◆ Your task
Reproduce the records below in their entirety, character for character.

◆ Recorded information

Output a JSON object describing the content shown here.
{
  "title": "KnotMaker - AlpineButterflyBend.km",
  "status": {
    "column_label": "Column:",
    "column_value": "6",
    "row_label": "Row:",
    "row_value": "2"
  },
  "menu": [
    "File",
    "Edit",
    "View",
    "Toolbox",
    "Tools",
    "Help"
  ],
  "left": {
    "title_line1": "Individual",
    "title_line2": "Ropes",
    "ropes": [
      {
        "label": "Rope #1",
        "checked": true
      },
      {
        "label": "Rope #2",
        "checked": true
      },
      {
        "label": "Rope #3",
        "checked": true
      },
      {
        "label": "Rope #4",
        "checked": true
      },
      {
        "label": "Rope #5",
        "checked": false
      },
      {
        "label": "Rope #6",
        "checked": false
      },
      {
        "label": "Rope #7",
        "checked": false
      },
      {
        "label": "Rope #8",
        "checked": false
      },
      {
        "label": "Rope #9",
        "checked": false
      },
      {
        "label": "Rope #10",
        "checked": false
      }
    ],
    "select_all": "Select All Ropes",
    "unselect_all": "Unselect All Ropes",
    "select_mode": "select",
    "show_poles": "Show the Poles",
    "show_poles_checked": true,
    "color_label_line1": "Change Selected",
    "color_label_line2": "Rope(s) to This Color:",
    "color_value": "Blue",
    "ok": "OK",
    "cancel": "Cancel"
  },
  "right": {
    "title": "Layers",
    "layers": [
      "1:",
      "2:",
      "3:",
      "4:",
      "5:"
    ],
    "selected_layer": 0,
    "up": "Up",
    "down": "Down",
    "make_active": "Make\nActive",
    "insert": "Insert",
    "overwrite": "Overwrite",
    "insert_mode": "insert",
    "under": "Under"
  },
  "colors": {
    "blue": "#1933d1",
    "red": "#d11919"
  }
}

◆ Full answer
Output a JSON object describing the content shown here.
{
  "title": "KnotMaker - AlpineButterflyBend.km",
  "status": {
    "column_label": "Column:",
    "column_value": "6",
    "row_label": "Row:",
    "row_value": "2"
  },
  "menu": [
    "File",
    "Edit",
    "View",
    "Toolbox",
    "Tools",
    "Help"
  ],
  "left": {
    "title_line1": "Individual",
    "title_line2": "Ropes",
    "ropes": [
      {
        "label": "Rope #1",
        "checked": true
      },
      {
        "label": "Rope #2",
        "checked": true
      },
      {
        "label": "Rope #3",
        "checked": true
      },
      {
        "label": "Rope #4",
        "checked": true
      },
      {
        "label": "Rope #5",
        "checked": false
      },
      {
        "label": "Rope #6",
        "checked": false
      },
      {
        "label": "Rope #7",
        "checked": false
      },
      {
        "label": "Rope #8",
        "checked": false
      },
      {
        "label": "Rope #9",
        "checked": false
      },
      {
        "label": "Rope #10",
        "checked": false
      }
    ],
    "select_all": "Select All Ropes",
    "unselect_all": "Unselect All Ropes",
    "select_mode": "select",
    "show_poles": "Show the Poles",
    "show_poles_checked": true,
    "color_label_line1": "Change Selected",
    "color_label_line2": "Rope(s) to This Color:",
    "color_value": "Blue",
    "ok": "OK",
    "cancel": "Cancel"
  },
  "right": {
    "title": "Layers",
    "layers": [
      "1:",
      "2:",
      "3:",
      "4:",
      "5:"
    ],
    "selected_layer": 0,
    "up": "Up",
    "down": "Down",
    "make_active": "Make\nActive",
    "insert": "Insert",
    "overwrite": "Overwrite",
    "insert_mode": "insert",
    "under": "Under"
  },
  "colors": {
    "blue": "#1933d1",
    "red": "#d11919"
  }
}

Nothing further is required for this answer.